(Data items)
◇ ◇ ◇ ◇ ◇ ◇ ◇
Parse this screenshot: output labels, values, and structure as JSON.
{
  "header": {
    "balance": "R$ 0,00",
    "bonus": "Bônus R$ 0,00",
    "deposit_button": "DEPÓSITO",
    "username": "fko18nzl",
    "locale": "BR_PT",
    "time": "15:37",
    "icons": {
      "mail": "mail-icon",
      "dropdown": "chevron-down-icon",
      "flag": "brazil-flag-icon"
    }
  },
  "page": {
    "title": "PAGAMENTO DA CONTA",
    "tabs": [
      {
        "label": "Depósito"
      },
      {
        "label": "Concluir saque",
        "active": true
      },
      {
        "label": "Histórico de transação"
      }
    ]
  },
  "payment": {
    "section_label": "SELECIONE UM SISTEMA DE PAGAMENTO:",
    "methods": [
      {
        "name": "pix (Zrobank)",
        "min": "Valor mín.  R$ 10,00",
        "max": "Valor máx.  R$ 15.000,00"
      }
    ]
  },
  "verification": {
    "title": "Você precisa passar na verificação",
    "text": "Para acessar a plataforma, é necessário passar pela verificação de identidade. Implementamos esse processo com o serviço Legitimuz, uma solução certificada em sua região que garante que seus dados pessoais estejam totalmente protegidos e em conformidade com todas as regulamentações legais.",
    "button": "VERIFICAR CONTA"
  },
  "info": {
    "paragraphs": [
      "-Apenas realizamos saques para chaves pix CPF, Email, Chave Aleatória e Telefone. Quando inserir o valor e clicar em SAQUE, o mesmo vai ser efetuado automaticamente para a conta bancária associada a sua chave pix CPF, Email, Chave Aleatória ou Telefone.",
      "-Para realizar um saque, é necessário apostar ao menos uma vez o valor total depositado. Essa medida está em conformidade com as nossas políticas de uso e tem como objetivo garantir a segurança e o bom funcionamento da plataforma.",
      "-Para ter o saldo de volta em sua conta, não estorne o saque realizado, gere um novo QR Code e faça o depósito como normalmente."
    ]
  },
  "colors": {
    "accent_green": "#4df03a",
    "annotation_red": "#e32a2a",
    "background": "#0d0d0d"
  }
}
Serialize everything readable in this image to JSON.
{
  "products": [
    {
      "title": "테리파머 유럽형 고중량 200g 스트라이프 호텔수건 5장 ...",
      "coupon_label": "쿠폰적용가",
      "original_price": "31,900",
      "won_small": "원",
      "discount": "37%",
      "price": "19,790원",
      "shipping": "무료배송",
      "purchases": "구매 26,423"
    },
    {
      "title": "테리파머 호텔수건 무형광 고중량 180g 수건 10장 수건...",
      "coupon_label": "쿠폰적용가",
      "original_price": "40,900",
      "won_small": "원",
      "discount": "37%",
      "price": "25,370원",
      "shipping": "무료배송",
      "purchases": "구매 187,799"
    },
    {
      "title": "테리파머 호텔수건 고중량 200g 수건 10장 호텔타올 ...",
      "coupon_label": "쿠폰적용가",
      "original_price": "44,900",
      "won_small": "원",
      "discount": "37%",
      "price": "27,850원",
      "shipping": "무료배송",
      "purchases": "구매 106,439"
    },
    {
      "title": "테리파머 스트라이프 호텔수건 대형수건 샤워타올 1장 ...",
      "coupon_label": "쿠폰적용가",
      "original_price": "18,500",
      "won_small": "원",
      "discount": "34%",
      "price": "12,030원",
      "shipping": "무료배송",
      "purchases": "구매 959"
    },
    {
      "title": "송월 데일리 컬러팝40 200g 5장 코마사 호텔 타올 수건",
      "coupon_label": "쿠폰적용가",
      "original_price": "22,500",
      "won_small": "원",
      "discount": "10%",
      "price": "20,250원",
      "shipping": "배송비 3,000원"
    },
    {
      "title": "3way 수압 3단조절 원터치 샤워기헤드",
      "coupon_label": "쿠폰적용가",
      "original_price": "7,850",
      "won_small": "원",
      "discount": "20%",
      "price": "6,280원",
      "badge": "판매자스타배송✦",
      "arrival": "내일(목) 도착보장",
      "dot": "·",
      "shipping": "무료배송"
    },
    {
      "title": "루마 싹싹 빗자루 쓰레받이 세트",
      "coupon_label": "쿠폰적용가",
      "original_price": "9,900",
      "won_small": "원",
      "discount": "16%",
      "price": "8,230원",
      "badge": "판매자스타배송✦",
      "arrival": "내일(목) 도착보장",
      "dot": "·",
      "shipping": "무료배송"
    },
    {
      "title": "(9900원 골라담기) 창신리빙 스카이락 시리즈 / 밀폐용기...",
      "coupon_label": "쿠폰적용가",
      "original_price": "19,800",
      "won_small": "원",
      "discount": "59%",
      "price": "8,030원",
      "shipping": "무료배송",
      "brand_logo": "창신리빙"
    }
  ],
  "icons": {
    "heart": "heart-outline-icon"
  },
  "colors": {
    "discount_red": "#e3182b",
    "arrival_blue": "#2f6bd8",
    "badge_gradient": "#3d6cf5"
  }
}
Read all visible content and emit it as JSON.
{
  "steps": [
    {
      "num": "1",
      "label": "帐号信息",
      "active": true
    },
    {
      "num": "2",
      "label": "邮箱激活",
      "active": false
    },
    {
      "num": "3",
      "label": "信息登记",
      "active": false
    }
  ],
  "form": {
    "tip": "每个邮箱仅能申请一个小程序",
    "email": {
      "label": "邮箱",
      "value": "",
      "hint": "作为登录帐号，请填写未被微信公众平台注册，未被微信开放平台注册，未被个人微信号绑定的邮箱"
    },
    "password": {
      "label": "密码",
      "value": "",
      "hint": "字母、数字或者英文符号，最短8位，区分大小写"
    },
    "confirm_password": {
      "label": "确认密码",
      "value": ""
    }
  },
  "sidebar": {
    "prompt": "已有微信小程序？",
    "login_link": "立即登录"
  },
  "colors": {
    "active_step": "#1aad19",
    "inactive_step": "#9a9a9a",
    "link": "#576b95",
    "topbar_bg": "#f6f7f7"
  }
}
◇ ◇ ◇ ◇ ◇ ◇ ◇
WHAT YOU NEED TO DO
Exactly as written above, please repeat the entries.

EXERCISE RESPONSE
Parse this screenshot: output labels, values, and structure as JSON.
{
  "header": {
    "balance": "R$ 0,00",
    "bonus": "Bônus R$ 0,00",
    "deposit_button": "DEPÓSITO",
    "username": "fko18nzl",
    "locale": "BR_PT",
    "time": "15:37",
    "icons": {
      "mail": "mail-icon",
      "dropdown": "chevron-down-icon",
      "flag": "brazil-flag-icon"
    }
  },
  "page": {
    "title": "PAGAMENTO DA CONTA",
    "tabs": [
      {
        "label": "Depósito"
      },
      {
        "label": "Concluir saque",
        "active": true
      },
      {
        "label": "Histórico de transação"
      }
    ]
  },
  "payment": {
    "section_label": "SELECIONE UM SISTEMA DE PAGAMENTO:",
    "methods": [
      {
        "name": "pix (Zrobank)",
        "min": "Valor mín.  R$ 10,00",
        "max": "Valor máx.  R$ 15.000,00"
      }
    ]
  },
  "verification": {
    "title": "Você precisa passar na verificação",
    "text": "Para acessar a plataforma, é necessário passar pela verificação de identidade. Implementamos esse processo com o serviço Legitimuz, uma solução certificada em sua região que garante que seus dados pessoais estejam totalmente protegidos e em conformidade com todas as regulamentações legais.",
    "button": "VERIFICAR CONTA"
  },
  "info": {
    "paragraphs": [
      "-Apenas realizamos saques para chaves pix CPF, Email, Chave Aleatória e Telefone. Quando inserir o valor e clicar em SAQUE, o mesmo vai ser efetuado automaticamente para a conta bancária associada a sua chave pix CPF, Email, Chave Aleatória ou Telefone.",
      "-Para realizar um saque, é necessário apostar ao menos uma vez o valor total depositado. Essa medida está em conformidade com as nossas políticas de uso e tem como objetivo garantir a segurança e o bom funcionamento da plataforma.",
      "-Para ter o saldo de volta em sua conta, não estorne o saque realizado, gere um novo QR Code e faça o depósito como normalmente."
    ]
  },
  "colors": {
    "accent_green": "#4df03a",
    "annotation_red": "#e32a2a",
    "background": "#0d0d0d"
  }
}
Serialize everything readable in this image to JSON.
{
  "products": [
    {
      "title": "테리파머 유럽형 고중량 200g 스트라이프 호텔수건 5장 ...",
      "coupon_label": "쿠폰적용가",
      "original_price": "31,900",
      "won_small": "원",
      "discount": "37%",
      "price": "19,790원",
      "shipping": "무료배송",
      "purchases": "구매 26,423"
    },
    {
      "title": "테리파머 호텔수건 무형광 고중량 180g 수건 10장 수건...",
      "coupon_label": "쿠폰적용가",
      "original_price": "40,900",
      "won_small": "원",
      "discount": "37%",
      "price": "25,370원",
      "shipping": "무료배송",
      "purchases": "구매 187,799"
    },
    {
      "title": "테리파머 호텔수건 고중량 200g 수건 10장 호텔타올 ...",
      "coupon_label": "쿠폰적용가",
      "original_price": "44,900",
      "won_small": "원",
      "discount": "37%",
      "price": "27,850원",
      "shipping": "무료배송",
      "purchases": "구매 106,439"
    },
    {
      "title": "테리파머 스트라이프 호텔수건 대형수건 샤워타올 1장 ...",
      "coupon_label": "쿠폰적용가",
      "original_price": "18,500",
      "won_small": "원",
      "discount": "34%",
      "price": "12,030원",
      "shipping": "무료배송",
      "purchases": "구매 959"
    },
    {
      "title": "송월 데일리 컬러팝40 200g 5장 코마사 호텔 타올 수건",
      "coupon_label": "쿠폰적용가",
      "original_price": "22,500",
      "won_small": "원",
      "discount": "10%",
      "price": "20,250원",
      "shipping": "배송비 3,000원"
    },
    {
      "title": "3way 수압 3단조절 원터치 샤워기헤드",
      "coupon_label": "쿠폰적용가",
      "original_price": "7,850",
      "won_small": "원",
      "discount": "20%",
      "price": "6,280원",
      "badge": "판매자스타배송✦",
      "arrival": "내일(목) 도착보장",
      "dot": "·",
      "shipping": "무료배송"
    },
    {
      "title": "루마 싹싹 빗자루 쓰레받이 세트",
      "coupon_label": "쿠폰적용가",
      "original_price": "9,900",
      "won_small": "원",
      "discount": "16%",
      "price": "8,230원",
      "badge": "판매자스타배송✦",
      "arrival": "내일(목) 도착보장",
      "dot": "·",
      "shipping": "무료배송"
    },
    {
      "title": "(9900원 골라담기) 창신리빙 스카이락 시리즈 / 밀폐용기...",
      "coupon_label": "쿠폰적용가",
      "original_price": "19,800",
      "won_small": "원",
      "discount": "59%",
      "price": "8,030원",
      "shipping": "무료배송",
      "brand_logo": "창신리빙"
    }
  ],
  "icons": {
    "heart": "heart-outline-icon"
  },
  "colors": {
    "discount_red": "#e3182b",
    "arrival_blue": "#2f6bd8",
    "badge_gradient": "#3d6cf5"
  }
}
Read all visible content and emit it as JSON.
{
  "steps": [
    {
      "num": "1",
      "label": "帐号信息",
      "active": true
    },
    {
      "num": "2",
      "label": "邮箱激活",
      "active": false
    },
    {
      "num": "3",
      "label": "信息登记",
      "active": false
    }
  ],
  "form": {
    "tip": "每个邮箱仅能申请一个小程序",
    "email": {
      "label": "邮箱",
      "value": "",
      "hint": "作为登录帐号，请填写未被微信公众平台注册，未被微信开放平台注册，未被个人微信号绑定的邮箱"
    },
    "password": {
      "label": "密码",
      "value": "",
      "hint": "字母、数字或者英文符号，最短8位，区分大小写"
    },
    "confirm_password": {
      "label": "确认密码",
      "value": ""
    }
  },
  "sidebar": {
    "prompt": "已有微信小程序？",
    "login_link": "立即登录"
  },
  "colors": {
    "active_step": "#1aad19",
    "inactive_step": "#9a9a9a",
    "link": "#576b95",
    "topbar_bg": "#f6f7f7"
  }
}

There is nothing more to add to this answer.